**Work to do**
From the entries below, report how many lines contain the string "твердыми". Give only that number.

**Dataset entries**

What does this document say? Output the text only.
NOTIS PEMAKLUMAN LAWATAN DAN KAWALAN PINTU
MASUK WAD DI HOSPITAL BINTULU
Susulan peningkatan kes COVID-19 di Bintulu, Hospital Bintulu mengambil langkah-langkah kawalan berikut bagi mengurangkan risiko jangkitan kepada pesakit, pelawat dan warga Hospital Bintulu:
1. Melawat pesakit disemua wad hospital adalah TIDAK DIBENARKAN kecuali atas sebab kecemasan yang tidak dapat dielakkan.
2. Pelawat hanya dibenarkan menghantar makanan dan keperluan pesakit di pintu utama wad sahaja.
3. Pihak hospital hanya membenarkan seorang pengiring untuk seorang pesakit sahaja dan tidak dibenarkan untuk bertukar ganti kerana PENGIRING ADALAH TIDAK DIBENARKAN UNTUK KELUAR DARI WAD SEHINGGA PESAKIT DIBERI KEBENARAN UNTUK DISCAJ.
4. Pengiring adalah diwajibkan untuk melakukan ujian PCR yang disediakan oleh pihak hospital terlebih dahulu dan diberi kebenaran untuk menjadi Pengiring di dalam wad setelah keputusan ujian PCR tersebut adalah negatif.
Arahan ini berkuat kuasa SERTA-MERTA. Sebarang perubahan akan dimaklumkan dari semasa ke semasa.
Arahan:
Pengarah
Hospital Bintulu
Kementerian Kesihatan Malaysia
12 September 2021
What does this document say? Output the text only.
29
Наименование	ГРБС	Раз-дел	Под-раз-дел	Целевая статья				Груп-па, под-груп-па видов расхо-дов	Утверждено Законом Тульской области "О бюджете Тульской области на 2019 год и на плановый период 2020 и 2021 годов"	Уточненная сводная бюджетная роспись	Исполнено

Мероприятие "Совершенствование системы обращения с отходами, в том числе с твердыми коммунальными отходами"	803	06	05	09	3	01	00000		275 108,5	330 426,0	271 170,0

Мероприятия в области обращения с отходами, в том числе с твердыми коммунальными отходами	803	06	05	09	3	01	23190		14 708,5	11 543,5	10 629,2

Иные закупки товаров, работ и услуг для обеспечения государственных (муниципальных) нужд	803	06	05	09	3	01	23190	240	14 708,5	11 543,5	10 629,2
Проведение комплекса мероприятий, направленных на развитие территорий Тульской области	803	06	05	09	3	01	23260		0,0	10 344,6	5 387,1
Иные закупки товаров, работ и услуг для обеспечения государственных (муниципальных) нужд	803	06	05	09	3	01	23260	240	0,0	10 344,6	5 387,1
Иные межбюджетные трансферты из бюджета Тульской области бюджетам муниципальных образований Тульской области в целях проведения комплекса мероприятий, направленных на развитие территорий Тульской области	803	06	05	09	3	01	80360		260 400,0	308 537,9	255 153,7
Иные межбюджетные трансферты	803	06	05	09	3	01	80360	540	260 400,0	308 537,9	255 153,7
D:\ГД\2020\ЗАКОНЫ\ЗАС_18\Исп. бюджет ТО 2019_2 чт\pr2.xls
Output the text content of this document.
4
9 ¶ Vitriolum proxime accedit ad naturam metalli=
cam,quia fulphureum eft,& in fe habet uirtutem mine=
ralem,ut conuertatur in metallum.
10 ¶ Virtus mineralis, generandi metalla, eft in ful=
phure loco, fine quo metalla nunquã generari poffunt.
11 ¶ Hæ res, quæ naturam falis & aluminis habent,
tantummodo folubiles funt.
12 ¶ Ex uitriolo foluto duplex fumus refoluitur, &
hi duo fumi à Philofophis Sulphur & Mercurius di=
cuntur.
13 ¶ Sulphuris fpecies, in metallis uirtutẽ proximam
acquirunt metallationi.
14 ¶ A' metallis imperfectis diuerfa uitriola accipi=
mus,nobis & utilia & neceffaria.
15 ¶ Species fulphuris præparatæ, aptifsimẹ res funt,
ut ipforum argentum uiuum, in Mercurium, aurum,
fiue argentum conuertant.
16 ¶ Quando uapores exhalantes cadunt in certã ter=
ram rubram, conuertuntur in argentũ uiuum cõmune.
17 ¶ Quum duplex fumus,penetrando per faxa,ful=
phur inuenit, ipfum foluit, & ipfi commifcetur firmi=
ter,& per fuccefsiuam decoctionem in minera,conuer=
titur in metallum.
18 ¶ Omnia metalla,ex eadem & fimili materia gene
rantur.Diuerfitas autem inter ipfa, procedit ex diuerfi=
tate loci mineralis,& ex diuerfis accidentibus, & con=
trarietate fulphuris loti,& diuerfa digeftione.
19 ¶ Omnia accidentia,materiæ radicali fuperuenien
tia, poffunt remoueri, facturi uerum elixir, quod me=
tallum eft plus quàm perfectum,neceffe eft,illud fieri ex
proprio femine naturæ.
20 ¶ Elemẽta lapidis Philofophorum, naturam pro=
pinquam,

**Output**
2